## [Given problem]
Copy, from the entries below, each line in which the string "mínima" appears.

BEGIN Listed entries

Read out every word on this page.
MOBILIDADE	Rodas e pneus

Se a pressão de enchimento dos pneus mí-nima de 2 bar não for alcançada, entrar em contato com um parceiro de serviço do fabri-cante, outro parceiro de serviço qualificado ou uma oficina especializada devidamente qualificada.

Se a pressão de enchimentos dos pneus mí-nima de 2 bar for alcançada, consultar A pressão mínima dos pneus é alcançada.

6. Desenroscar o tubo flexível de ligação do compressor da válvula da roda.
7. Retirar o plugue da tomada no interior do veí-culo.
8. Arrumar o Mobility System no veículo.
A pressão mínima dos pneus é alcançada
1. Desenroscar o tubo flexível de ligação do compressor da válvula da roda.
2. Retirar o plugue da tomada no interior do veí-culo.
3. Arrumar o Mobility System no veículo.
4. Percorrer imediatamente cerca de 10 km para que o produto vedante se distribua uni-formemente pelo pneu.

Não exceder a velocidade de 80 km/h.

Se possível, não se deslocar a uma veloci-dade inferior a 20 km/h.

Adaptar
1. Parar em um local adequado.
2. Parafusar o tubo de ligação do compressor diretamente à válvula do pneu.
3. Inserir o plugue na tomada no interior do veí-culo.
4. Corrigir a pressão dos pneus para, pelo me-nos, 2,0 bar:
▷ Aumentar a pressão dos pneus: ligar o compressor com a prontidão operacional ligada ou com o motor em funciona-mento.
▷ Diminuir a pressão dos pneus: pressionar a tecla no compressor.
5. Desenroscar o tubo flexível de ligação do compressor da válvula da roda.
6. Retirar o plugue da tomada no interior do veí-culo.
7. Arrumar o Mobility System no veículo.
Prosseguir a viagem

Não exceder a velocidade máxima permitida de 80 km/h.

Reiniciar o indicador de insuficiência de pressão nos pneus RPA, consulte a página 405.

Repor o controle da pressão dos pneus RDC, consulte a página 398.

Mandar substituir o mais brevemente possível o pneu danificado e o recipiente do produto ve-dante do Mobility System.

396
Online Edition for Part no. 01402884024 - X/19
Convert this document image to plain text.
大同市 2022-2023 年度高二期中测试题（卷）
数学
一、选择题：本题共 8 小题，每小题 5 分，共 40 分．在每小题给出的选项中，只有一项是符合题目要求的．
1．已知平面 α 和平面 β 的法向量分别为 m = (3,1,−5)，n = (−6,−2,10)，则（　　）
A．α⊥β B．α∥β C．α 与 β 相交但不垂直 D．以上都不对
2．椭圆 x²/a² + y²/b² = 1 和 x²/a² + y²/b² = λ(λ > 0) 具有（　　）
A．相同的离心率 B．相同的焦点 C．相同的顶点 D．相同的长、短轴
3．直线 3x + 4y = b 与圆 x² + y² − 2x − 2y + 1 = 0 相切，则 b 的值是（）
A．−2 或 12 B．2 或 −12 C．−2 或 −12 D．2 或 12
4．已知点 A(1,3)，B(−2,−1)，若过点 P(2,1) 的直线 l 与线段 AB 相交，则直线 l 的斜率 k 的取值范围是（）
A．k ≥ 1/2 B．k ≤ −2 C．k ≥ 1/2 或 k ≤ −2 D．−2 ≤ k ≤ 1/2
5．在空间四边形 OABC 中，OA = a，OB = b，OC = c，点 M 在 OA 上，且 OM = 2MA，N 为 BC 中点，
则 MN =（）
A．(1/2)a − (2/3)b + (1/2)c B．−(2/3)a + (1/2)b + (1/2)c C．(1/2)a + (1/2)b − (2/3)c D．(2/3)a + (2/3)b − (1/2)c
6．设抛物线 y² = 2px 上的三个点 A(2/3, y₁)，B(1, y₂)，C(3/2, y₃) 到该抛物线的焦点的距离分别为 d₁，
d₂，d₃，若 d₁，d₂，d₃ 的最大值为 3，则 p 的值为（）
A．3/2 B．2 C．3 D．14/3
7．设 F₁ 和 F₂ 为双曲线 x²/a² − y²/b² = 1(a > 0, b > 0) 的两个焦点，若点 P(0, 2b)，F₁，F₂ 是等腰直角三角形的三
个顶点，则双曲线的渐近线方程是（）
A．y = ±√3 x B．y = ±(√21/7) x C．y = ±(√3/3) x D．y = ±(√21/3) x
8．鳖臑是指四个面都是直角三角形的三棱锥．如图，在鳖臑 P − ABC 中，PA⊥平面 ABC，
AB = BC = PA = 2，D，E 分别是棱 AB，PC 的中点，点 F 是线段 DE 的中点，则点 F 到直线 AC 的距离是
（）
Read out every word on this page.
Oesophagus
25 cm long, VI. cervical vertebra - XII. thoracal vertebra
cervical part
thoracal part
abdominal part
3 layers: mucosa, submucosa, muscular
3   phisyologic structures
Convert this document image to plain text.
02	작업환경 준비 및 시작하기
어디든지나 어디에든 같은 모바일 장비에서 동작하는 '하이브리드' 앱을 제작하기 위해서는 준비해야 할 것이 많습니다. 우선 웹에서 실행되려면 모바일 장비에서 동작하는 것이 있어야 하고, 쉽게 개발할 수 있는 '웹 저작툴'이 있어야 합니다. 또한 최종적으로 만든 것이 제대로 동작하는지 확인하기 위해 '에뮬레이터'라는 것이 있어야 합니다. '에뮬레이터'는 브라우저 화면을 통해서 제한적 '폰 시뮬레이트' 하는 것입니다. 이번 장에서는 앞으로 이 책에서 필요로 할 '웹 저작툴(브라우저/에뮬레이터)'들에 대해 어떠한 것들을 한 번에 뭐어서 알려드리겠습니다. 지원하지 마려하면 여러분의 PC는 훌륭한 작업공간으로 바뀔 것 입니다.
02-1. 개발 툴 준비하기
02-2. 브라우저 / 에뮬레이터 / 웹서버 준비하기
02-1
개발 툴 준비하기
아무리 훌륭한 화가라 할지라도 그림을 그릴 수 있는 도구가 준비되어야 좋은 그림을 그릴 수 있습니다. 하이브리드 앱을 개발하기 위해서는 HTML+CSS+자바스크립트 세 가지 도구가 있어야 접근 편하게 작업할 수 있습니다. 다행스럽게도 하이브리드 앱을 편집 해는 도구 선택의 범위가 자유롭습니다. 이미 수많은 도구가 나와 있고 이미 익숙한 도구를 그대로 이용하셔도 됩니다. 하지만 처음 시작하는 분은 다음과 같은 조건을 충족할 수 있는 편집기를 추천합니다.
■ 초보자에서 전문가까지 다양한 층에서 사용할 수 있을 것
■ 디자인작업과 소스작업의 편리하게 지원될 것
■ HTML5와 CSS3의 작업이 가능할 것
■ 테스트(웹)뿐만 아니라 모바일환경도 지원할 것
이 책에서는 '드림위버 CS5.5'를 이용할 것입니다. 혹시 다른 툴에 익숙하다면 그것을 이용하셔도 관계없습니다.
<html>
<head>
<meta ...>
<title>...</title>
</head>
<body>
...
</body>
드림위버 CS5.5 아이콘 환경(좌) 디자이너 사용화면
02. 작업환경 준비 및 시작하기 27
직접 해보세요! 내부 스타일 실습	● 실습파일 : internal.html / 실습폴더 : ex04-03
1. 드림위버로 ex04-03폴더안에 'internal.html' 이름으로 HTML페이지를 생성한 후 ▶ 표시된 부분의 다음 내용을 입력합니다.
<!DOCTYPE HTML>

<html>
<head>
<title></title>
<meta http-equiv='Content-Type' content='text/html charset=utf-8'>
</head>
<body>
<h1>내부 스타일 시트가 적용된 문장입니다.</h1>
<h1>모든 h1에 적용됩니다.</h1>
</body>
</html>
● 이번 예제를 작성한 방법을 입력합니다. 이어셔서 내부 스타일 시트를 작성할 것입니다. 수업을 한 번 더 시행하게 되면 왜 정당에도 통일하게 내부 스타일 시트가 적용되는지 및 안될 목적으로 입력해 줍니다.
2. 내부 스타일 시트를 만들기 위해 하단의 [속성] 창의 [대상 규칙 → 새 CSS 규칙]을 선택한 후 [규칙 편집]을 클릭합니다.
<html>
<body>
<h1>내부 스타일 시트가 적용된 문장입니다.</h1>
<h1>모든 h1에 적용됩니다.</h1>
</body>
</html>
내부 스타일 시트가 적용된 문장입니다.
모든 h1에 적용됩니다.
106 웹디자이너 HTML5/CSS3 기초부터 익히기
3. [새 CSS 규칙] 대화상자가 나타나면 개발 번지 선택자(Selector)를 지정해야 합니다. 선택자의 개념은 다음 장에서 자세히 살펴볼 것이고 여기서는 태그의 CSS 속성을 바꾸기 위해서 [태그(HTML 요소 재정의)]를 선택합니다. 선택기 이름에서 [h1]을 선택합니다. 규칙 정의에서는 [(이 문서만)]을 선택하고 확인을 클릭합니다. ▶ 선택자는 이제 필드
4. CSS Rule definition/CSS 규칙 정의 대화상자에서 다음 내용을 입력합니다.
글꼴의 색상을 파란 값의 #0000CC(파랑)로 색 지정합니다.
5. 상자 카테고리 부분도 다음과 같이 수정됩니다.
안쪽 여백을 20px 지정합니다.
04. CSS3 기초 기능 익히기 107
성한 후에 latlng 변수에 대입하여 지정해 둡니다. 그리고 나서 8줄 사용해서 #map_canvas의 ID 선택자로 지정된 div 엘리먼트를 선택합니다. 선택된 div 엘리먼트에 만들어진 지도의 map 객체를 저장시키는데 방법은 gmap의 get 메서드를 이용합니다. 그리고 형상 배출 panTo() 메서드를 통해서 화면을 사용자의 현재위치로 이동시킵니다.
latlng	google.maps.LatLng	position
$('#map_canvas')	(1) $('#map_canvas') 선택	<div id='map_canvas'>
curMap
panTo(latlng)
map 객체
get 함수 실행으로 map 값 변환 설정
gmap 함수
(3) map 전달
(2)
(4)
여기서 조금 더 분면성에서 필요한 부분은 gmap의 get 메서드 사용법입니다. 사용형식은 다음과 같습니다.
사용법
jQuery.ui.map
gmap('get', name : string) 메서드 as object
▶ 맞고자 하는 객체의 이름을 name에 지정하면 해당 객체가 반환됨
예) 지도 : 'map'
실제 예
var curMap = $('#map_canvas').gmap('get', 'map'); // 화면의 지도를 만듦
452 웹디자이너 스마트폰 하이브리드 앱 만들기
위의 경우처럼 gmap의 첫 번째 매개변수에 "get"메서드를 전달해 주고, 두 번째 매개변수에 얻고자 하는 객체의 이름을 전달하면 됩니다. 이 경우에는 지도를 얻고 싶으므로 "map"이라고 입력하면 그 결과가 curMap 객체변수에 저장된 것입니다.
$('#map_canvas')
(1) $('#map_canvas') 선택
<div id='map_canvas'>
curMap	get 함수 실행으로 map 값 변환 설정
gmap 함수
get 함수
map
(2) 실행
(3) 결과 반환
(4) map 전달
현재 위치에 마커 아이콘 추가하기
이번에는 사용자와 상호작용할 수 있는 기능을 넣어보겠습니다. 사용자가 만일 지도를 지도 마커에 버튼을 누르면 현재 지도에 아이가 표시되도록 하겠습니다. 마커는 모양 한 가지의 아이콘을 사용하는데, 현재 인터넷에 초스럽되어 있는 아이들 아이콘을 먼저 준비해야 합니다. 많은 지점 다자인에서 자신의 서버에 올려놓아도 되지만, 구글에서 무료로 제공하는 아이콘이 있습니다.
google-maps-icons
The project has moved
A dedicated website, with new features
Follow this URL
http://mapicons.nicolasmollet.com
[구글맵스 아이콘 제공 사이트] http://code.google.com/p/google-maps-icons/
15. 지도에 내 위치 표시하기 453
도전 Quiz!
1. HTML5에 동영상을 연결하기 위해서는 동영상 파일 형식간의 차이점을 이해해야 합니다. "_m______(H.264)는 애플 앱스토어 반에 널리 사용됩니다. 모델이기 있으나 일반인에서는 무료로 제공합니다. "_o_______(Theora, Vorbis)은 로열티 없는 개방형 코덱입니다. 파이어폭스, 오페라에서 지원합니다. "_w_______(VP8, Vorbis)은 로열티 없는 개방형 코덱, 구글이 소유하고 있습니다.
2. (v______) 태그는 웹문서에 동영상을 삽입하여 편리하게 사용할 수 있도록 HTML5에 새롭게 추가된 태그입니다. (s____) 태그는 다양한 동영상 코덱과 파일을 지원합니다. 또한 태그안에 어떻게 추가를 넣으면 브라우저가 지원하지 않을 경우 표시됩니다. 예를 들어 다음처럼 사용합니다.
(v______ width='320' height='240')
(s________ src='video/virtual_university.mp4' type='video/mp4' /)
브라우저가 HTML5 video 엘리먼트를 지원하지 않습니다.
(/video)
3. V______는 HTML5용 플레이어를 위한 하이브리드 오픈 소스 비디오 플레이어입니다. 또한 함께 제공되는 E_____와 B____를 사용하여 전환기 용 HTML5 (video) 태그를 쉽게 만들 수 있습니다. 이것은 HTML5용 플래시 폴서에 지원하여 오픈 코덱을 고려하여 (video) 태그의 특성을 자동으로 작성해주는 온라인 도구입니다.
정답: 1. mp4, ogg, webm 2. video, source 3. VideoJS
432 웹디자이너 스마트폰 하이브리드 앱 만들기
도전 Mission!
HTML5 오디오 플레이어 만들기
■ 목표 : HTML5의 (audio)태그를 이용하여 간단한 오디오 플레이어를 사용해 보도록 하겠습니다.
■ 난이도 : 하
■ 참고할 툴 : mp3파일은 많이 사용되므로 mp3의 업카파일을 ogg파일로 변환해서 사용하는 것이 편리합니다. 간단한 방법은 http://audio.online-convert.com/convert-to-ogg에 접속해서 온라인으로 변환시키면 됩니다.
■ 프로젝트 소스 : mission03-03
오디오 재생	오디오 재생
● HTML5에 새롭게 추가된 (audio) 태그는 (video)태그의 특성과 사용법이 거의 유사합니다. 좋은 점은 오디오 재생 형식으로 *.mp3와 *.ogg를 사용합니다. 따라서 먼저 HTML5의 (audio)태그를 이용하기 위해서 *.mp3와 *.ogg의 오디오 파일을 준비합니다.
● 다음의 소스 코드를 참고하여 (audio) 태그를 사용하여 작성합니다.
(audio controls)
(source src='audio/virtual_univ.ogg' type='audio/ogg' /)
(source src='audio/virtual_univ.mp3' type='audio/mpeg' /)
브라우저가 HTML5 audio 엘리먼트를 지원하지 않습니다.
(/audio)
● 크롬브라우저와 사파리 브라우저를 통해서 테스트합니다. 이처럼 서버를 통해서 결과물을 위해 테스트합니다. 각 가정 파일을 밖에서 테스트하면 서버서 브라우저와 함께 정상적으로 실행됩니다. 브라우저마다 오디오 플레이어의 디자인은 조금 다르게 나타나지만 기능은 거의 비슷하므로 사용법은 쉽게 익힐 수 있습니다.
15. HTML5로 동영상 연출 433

END Listed entries

## [Right answer]
Se a pressão de enchimentos dos pneus mí-nima de 2 bar for alcançada, consultar A pressão mínima dos pneus é alcançada.
A pressão mínima dos pneus é alcançada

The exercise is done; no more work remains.